CONSIGNE DONNÉE A: Mettez sous forme de tableau Markdown la partie du listing qui va de sa première ligne jusqu'à la ligne contenant « - list-item[interactable]: Date », toutes deux incluses. Utilisez une colonne « N° » pour le numéro de rang et une colonne « Ligne » pour le texte de la ligne, sans reprendre les lignes vides.
____ EXTRAIT DU DOCUMENT
Première Partie :
Analyse économique du spread des taux
d'intérêt bancaires
Introduction de la première partie
L'écart entre le taux d'intérêt
débiteur et le taux d'intérêt créditeur est une
variable clef du système financier. En effet le spread des taux
d'intérêt bancaires est un indicateur de l'efficience de
l'intermédiation financière : Il est diminue au fur et
à mesure que cette dernière devient efficiente.
La première partie de cette étude est
consacrée à l'analyse économique du spread des taux
d'intérêt bancaires. Elle comprend deux chapitres : Le
chapitre 1 permettra de passer en revue la littérature relative aux
déterminants du spread des taux d'intérêt bancaires. Tandis
que le chapitre 2 sera consacré à l'analyse descriptive de cette
marge d'intermédiation dans les pays de la zone CEMAC.
Chapitre 1
Revue de la littérature relative aux
déterminants du spread des taux d'intérêt
bancaires
Introduction
Au plan théorique, les travaux consacrés aux
déterminants du spread des taux d'intérêt bancaires
remontent à l'article séminal de Ho et Saunders (1981) dans
lequel ils étudient le comportement des banques jouant le rôle
d'intermédiaire entre emprunteurs et prêteurs. Selon ces auteurs,
la banque est un courtier risquophobe faisant face à un risque de taux
lié à la désynchronisation des flux de dépôts
et de crédits qu'elle tente de mettre en adéquation.
Au plan empirique, la littérature cherchant à
mettre en exergue les variables affectant le spread des taux
d'intérêt bancaires ainsi que la nature de leur impact respectif
sur ce dernier, s'est fortement inspirée du modèle du courtier et
de ses nombreux approfondissements. Cette littérature reconnaît
essentiellement 4 groupes de facteurs ayant un impact sur la marge
d'intérêt des banques. Ces groupes de facteurs sont : Les
caractéristiques intrinsèques des banques, la structure de
marché du secteur bancaire, l'environnement macroéconomique et le
cadre légal et institutionnel.
Ce chapitre, évoquera tout d'abord les deux premiers
groupes de déterminants du spread de taux d'intérêt
bancaires - Section 1 - avant de s'appesantir ensuite sur les deux autres
groupes de facteurs - Section 2 -.
________
____ DONNÉES DE LA CONSIGNE
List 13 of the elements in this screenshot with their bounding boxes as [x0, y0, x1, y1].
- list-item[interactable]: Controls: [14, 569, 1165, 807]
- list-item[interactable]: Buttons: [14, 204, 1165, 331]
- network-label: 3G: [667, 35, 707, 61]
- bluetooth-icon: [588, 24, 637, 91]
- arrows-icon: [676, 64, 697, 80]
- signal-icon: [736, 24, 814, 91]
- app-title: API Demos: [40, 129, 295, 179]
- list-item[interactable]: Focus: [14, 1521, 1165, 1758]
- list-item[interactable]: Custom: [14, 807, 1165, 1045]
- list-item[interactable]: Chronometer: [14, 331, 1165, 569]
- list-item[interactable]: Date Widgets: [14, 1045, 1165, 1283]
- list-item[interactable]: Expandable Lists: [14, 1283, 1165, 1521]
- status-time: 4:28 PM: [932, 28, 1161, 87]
________
CONSIGNE DONNÉE B: Citez à l'identique le passage du texte sur le spread des taux d'intérêt bancaires qui commence par les mots « Au plan empirique, la » et se termine par « Section 2 -. ».

RÉPONSE ATTENDUE A:
| N° | Ligne |
|---|---|
| 1 | List 13 of the elements in this screenshot with their bounding boxes as [x0, y0, x1, y1]. |
| 2 | - list-item[interactable]: Controls: [14, 569, 1165, 807] |
| 3 | - list-item[interactable]: Buttons: [14, 204, 1165, 331] |
| 4 | - network-label: 3G: [667, 35, 707, 61] |
| 5 | - bluetooth-icon: [588, 24, 637, 91] |
| 6 | - arrows-icon: [676, 64, 697, 80] |
| 7 | - signal-icon: [736, 24, 814, 91] |
| 8 | - app-title: API Demos: [40, 129, 295, 179] |
| 9 | - list-item[interactable]: Focus: [14, 1521, 1165, 1758] |
| 10 | - list-item[interactable]: Custom: [14, 807, 1165, 1045] |
| 11 | - list-item[interactable]: Chronometer: [14, 331, 1165, 569] |
| 12 | - list-item[interactable]: Date Widgets: [14, 1045, 1165, 1283] |

RÉPONSE ATTENDUE B:
Au plan empirique, la littérature cherchant à
mettre en exergue les variables affectant le spread des taux
d'intérêt bancaires ainsi que la nature de leur impact respectif
sur ce dernier, s'est fortement inspirée du modèle du courtier et
de ses nombreux approfondissements. Cette littérature reconnaît
essentiellement 4 groupes de facteurs ayant un impact sur la marge
d'intérêt des banques. Ces groupes de facteurs sont : Les
caractéristiques intrinsèques des banques, la structure de
marché du secteur bancaire, l'environnement macroéconomique et le
cadre légal et institutionnel.
Ce chapitre, évoquera tout d'abord les deux premiers
groupes de déterminants du spread de taux d'intérêt
bancaires - Section 1 - avant de s'appesantir ensuite sur les deux autres
groupes de facteurs - Section 2 -.